Filter the entries below, keeping every line that has the word "Output".

[Collected data entries]

☆ ☆ ☆

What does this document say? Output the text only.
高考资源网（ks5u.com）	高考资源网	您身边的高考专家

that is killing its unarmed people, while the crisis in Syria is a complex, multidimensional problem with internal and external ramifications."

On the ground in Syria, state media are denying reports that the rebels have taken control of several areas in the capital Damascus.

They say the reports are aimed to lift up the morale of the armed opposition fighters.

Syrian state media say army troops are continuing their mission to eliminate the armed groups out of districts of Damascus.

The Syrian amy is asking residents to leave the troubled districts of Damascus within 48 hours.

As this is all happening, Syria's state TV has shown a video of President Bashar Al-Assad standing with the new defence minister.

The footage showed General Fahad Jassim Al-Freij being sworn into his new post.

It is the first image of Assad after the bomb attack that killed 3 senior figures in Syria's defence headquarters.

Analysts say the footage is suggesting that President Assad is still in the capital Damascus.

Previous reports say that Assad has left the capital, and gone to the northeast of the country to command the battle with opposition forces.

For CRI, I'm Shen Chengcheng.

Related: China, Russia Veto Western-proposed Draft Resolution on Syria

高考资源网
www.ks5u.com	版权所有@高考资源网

☆ ☆ ☆

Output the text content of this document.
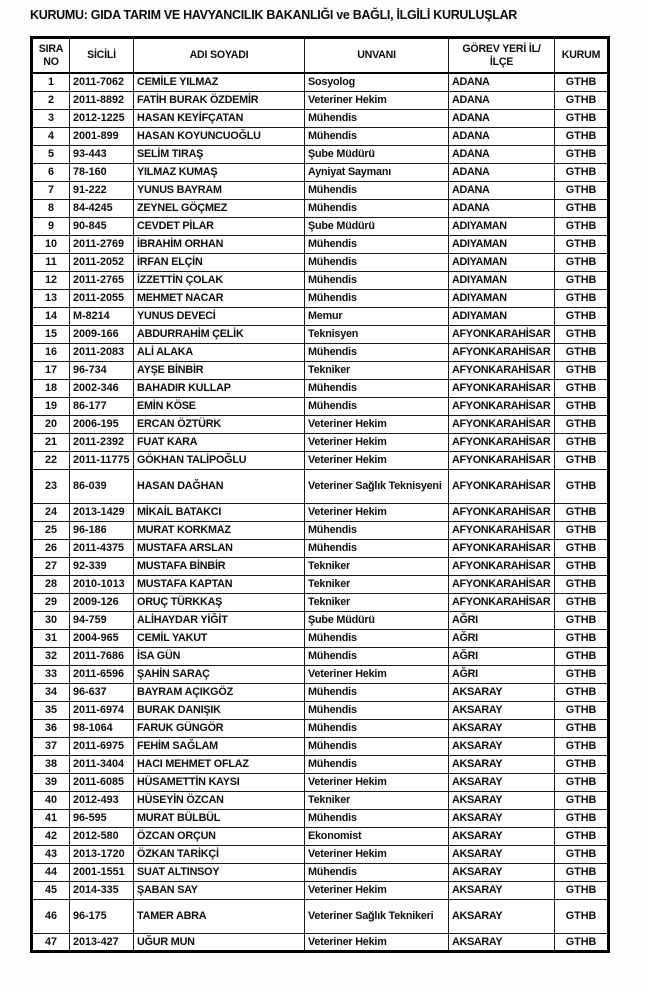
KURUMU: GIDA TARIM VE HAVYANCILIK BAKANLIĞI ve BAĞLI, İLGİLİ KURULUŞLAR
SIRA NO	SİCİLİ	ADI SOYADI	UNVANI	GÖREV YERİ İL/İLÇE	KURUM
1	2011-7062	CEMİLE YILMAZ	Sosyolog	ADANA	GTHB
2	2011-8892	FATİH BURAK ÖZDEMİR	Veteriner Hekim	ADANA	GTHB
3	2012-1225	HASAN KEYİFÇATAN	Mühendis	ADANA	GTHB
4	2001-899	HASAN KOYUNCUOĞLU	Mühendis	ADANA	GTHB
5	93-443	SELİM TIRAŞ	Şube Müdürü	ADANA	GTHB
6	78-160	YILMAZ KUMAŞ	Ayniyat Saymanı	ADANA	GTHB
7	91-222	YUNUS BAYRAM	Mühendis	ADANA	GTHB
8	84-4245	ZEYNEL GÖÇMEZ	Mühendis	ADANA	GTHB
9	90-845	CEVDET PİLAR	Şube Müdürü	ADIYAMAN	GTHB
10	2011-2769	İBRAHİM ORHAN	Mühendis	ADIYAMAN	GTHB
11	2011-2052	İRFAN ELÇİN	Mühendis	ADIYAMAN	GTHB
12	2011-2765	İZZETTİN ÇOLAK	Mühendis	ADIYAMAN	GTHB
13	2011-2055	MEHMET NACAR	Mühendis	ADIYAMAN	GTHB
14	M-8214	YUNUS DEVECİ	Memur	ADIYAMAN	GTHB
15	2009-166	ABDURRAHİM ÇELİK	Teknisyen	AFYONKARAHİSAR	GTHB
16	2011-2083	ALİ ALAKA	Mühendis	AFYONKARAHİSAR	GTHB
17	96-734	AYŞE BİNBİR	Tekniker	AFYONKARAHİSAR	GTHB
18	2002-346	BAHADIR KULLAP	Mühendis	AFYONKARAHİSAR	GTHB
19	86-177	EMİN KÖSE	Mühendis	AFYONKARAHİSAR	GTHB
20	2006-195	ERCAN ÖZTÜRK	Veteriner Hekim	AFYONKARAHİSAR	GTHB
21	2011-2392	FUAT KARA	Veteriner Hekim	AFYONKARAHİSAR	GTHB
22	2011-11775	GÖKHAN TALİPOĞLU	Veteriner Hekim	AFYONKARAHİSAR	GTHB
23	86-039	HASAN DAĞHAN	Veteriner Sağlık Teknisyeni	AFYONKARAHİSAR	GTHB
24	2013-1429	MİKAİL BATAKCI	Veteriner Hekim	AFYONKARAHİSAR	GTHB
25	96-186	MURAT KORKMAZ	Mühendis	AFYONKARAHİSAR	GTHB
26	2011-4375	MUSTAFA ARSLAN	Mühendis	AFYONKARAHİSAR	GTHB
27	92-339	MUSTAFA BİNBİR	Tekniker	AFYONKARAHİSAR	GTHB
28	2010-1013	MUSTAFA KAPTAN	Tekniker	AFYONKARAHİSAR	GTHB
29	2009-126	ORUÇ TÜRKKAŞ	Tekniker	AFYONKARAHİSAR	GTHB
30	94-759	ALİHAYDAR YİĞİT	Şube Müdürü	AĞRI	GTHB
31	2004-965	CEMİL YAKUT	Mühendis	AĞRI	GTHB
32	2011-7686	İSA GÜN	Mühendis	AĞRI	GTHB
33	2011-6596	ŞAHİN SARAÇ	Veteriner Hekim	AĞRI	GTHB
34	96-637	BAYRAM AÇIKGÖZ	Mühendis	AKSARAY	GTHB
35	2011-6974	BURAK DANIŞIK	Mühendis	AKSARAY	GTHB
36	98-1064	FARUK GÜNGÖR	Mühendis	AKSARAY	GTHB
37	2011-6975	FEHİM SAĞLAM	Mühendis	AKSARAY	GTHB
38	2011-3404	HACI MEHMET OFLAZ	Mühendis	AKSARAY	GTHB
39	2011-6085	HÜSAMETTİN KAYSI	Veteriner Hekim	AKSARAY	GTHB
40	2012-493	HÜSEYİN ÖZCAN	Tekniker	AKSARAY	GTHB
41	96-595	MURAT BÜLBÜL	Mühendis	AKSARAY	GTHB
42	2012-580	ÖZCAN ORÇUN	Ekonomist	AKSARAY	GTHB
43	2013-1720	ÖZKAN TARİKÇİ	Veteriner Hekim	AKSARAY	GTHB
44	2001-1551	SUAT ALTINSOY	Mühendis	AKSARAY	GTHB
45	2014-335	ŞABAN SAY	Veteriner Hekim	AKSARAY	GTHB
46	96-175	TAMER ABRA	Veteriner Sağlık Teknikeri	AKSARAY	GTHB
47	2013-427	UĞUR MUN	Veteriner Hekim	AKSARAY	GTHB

☆ ☆ ☆

# Solution to this exercise:
What does this document say? Output the text only.
Output the text content of this document.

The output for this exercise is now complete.